» **What is expected**:
Read the records that follow and state how many lines hold "viral", adding nothing else.

*** Block opens ***

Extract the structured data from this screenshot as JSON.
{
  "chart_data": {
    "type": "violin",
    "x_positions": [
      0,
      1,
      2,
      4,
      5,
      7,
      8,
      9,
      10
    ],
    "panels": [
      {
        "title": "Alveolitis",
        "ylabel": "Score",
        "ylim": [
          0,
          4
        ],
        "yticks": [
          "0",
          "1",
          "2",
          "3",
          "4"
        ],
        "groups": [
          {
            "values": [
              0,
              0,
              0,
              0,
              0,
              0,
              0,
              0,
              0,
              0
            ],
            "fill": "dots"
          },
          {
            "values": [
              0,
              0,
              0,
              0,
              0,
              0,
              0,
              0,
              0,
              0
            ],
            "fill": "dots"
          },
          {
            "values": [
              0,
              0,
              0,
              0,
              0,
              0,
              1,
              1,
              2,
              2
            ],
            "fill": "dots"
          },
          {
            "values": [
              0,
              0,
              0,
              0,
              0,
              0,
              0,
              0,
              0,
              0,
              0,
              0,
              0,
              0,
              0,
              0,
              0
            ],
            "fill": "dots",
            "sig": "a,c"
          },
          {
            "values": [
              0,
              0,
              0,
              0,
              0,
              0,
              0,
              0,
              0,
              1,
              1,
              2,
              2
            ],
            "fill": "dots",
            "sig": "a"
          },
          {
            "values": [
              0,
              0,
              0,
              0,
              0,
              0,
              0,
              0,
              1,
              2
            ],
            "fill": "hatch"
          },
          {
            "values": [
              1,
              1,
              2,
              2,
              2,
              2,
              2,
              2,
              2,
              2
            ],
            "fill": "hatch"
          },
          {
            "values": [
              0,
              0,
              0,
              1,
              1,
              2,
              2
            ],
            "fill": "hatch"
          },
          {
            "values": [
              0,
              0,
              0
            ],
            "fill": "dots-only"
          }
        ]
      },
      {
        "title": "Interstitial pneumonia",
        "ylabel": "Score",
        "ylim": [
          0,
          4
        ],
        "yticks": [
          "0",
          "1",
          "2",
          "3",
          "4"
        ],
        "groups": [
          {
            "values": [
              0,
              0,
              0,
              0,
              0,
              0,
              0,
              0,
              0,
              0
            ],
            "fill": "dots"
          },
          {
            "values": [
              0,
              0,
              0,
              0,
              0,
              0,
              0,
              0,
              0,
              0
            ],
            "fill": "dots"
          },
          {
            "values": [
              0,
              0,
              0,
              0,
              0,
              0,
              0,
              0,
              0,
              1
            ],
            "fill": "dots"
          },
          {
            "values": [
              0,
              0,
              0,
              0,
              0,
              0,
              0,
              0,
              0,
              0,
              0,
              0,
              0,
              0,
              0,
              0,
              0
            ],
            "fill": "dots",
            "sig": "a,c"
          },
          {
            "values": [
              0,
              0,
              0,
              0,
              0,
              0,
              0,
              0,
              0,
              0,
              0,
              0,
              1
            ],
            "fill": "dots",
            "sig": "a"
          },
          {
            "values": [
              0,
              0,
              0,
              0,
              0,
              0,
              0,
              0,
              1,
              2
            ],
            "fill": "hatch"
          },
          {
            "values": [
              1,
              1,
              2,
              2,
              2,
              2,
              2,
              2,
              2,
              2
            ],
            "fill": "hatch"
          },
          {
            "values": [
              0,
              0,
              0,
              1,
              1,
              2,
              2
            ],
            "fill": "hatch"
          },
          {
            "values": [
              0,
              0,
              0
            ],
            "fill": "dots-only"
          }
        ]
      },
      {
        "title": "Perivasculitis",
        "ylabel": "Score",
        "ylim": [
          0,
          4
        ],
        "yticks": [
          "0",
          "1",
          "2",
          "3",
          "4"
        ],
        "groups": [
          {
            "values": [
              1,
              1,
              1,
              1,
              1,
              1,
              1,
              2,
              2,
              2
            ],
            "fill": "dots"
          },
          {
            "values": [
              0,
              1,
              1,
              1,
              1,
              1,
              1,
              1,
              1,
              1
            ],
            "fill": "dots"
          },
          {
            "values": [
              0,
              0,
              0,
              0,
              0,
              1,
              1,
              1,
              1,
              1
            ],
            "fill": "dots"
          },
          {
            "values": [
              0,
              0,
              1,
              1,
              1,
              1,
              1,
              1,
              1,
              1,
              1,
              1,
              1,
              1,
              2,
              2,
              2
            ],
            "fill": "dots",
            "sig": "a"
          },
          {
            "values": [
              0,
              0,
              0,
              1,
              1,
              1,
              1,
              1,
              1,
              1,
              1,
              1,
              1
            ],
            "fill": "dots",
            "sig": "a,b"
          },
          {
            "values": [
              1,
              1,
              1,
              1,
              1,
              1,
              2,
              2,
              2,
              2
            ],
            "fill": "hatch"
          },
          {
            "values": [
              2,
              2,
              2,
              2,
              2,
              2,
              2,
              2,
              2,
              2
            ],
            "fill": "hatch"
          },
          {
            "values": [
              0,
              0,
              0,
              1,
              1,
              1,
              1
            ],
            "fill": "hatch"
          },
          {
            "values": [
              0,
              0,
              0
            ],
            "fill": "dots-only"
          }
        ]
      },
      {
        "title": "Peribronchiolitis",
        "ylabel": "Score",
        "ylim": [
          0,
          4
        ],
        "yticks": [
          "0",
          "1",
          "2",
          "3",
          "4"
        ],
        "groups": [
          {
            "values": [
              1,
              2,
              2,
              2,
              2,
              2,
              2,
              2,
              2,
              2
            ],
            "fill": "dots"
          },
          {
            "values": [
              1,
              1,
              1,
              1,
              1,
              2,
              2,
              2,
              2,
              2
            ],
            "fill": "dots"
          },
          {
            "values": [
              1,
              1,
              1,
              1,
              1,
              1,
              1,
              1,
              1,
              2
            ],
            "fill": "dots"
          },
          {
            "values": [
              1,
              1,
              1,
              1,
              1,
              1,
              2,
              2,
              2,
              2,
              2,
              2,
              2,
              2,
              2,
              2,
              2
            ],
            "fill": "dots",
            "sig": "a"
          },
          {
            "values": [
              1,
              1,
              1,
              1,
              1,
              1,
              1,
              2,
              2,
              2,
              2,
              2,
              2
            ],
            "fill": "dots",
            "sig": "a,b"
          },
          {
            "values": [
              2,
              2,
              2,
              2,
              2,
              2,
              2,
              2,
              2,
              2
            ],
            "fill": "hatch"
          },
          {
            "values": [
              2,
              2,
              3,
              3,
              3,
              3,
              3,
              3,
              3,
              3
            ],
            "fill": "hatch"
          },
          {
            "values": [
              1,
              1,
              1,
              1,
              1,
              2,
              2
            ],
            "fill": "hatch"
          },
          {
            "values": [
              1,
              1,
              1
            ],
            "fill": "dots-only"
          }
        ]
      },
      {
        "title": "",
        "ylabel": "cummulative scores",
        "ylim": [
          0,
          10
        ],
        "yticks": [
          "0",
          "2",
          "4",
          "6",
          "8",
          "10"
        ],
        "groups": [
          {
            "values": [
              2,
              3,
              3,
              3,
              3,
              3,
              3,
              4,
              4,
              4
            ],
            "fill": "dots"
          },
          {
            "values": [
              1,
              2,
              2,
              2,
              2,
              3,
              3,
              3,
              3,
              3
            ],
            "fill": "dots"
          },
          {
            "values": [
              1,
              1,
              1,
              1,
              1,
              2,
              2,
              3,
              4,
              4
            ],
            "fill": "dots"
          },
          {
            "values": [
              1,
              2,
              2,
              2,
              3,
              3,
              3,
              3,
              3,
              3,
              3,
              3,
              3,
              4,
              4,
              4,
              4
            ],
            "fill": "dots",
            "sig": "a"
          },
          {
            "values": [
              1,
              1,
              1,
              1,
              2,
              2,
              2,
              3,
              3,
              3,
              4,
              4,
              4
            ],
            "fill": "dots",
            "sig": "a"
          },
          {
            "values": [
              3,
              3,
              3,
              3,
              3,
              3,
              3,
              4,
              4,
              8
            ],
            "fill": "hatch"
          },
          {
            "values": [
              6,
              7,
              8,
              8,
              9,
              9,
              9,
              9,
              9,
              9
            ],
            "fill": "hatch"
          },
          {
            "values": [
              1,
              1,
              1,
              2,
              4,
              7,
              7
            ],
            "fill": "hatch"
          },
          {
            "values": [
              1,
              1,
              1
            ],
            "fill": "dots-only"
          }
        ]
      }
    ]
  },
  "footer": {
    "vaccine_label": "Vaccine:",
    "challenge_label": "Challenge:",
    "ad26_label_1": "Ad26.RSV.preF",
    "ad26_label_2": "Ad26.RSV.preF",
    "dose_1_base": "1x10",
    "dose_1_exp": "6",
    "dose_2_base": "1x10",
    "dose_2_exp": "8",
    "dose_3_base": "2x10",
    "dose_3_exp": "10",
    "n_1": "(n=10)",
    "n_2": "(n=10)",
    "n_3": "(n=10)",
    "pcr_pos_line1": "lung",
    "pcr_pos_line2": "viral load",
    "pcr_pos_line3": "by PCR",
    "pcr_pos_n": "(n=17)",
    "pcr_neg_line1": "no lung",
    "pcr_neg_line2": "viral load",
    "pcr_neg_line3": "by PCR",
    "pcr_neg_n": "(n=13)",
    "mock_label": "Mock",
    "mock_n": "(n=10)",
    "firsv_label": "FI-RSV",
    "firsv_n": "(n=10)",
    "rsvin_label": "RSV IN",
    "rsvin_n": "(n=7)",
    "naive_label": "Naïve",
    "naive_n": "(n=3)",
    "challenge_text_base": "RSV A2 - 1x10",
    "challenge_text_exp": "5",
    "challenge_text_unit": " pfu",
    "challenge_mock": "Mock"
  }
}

*** Block closes ***

» **Expected answer**:
2